Rewrite the entries below with every occurrence of "net-pole" replaced by "goal-post", leaving everything else unchanged.

Material supplied start

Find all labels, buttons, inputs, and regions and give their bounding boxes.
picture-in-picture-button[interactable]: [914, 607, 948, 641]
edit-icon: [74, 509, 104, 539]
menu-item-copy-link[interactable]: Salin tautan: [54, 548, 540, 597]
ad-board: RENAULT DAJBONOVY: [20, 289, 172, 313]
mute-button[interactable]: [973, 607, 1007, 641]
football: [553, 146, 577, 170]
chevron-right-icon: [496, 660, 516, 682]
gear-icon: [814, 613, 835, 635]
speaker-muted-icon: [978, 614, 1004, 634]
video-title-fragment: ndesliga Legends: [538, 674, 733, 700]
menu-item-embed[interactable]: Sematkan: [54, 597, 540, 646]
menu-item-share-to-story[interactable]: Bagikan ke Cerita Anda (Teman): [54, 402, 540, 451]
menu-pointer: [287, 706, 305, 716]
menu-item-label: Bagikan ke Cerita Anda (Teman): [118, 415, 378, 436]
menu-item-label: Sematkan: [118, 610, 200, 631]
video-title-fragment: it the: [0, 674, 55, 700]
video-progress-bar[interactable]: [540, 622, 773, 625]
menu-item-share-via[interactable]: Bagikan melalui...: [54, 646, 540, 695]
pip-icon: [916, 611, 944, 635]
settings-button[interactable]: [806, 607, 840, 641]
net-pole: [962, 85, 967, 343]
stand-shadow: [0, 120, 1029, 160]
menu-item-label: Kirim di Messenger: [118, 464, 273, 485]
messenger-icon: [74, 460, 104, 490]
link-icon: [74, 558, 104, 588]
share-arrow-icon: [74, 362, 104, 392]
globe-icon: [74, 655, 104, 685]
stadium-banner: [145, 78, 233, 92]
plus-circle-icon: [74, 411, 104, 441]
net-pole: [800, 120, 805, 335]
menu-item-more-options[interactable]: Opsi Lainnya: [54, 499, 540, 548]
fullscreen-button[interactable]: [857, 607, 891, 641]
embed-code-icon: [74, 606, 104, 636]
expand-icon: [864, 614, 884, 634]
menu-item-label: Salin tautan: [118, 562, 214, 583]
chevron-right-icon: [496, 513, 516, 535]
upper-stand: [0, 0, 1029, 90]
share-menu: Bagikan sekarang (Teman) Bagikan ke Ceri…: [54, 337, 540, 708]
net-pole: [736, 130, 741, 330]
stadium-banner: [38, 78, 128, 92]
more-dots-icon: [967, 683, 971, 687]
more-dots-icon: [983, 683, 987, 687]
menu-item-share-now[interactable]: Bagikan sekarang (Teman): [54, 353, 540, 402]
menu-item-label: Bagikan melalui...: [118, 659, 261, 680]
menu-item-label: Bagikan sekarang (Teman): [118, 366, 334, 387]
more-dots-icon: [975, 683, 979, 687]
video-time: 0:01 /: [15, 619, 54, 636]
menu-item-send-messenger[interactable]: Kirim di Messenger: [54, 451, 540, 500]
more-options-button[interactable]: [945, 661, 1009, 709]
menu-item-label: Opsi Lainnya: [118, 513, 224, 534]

Material supplied end

* [Solution to the exercise]:
Find all labels, buttons, inputs, and regions and give their bounding boxes.
picture-in-picture-button[interactable]: [914, 607, 948, 641]
edit-icon: [74, 509, 104, 539]
menu-item-copy-link[interactable]: Salin tautan: [54, 548, 540, 597]
ad-board: RENAULT DAJBONOVY: [20, 289, 172, 313]
mute-button[interactable]: [973, 607, 1007, 641]
football: [553, 146, 577, 170]
chevron-right-icon: [496, 660, 516, 682]
gear-icon: [814, 613, 835, 635]
speaker-muted-icon: [978, 614, 1004, 634]
video-title-fragment: ndesliga Legends: [538, 674, 733, 700]
menu-item-embed[interactable]: Sematkan: [54, 597, 540, 646]
menu-item-share-to-story[interactable]: Bagikan ke Cerita Anda (Teman): [54, 402, 540, 451]
menu-pointer: [287, 706, 305, 716]
menu-item-label: Bagikan ke Cerita Anda (Teman): [118, 415, 378, 436]
menu-item-label: Sematkan: [118, 610, 200, 631]
video-title-fragment: it the: [0, 674, 55, 700]
video-progress-bar[interactable]: [540, 622, 773, 625]
menu-item-share-via[interactable]: Bagikan melalui...: [54, 646, 540, 695]
pip-icon: [916, 611, 944, 635]
settings-button[interactable]: [806, 607, 840, 641]
goal-post: [962, 85, 967, 343]
stand-shadow: [0, 120, 1029, 160]
menu-item-label: Kirim di Messenger: [118, 464, 273, 485]
messenger-icon: [74, 460, 104, 490]
link-icon: [74, 558, 104, 588]
share-arrow-icon: [74, 362, 104, 392]
globe-icon: [74, 655, 104, 685]
stadium-banner: [145, 78, 233, 92]
plus-circle-icon: [74, 411, 104, 441]
goal-post: [800, 120, 805, 335]
menu-item-more-options[interactable]: Opsi Lainnya: [54, 499, 540, 548]
fullscreen-button[interactable]: [857, 607, 891, 641]
embed-code-icon: [74, 606, 104, 636]
expand-icon: [864, 614, 884, 634]
menu-item-label: Salin tautan: [118, 562, 214, 583]
chevron-right-icon: [496, 513, 516, 535]
upper-stand: [0, 0, 1029, 90]
share-menu: Bagikan sekarang (Teman) Bagikan ke Ceri…: [54, 337, 540, 708]
goal-post: [736, 130, 741, 330]
stadium-banner: [38, 78, 128, 92]
more-dots-icon: [967, 683, 971, 687]
more-dots-icon: [983, 683, 987, 687]
menu-item-share-now[interactable]: Bagikan sekarang (Teman): [54, 353, 540, 402]
menu-item-label: Bagikan melalui...: [118, 659, 261, 680]
menu-item-label: Bagikan sekarang (Teman): [118, 366, 334, 387]
more-dots-icon: [975, 683, 979, 687]
video-time: 0:01 /: [15, 619, 54, 636]
menu-item-send-messenger[interactable]: Kirim di Messenger: [54, 451, 540, 500]
more-options-button[interactable]: [945, 661, 1009, 709]
menu-item-label: Opsi Lainnya: [118, 513, 224, 534]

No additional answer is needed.